*PROBLEM DESCRIPTION*: Return all lines with the word "воспитания" in them.
------------------------------------------------------------------------
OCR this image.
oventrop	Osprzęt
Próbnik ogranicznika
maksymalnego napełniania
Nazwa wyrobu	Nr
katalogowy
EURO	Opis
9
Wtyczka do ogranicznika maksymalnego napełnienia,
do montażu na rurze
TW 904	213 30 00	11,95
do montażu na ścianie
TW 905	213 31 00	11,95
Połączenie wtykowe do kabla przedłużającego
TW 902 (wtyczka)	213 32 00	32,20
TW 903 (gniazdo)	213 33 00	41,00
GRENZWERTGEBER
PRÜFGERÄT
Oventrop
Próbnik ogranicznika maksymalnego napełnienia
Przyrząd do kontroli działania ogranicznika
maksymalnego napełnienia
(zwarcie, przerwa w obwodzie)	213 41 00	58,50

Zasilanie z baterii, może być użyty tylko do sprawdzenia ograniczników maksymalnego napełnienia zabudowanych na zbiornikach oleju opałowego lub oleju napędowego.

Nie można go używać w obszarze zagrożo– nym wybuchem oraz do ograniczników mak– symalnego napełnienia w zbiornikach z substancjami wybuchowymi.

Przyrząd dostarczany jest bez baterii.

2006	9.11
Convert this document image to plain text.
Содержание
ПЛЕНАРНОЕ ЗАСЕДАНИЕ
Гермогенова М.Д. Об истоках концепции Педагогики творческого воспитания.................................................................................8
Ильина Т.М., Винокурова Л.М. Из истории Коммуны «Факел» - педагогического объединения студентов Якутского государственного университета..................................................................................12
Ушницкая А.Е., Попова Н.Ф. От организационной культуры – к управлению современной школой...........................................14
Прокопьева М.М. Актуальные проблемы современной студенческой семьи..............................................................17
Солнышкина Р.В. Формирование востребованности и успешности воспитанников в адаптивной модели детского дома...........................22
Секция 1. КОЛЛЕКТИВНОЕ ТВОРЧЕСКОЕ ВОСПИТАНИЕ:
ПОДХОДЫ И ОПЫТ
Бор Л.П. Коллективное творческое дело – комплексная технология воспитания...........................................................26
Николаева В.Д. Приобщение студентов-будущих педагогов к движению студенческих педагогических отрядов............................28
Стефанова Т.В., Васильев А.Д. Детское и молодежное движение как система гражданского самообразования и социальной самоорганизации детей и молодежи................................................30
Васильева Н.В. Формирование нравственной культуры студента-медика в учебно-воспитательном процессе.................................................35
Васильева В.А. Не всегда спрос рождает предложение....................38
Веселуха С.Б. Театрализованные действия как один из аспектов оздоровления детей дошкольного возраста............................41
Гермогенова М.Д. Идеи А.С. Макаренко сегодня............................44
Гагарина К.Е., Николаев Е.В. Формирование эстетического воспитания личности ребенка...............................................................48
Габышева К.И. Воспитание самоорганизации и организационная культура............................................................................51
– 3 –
------------------------------------------------------------------------
*RESPONSE BELOW*:
Гермогенова М.Д. Об истоках концепции Педагогики творческого воспитания.................................................................................8
Бор Л.П. Коллективное творческое дело – комплексная технология воспитания...........................................................26
Гагарина К.Е., Николаев Е.В. Формирование эстетического воспитания личности ребенка...............................................................48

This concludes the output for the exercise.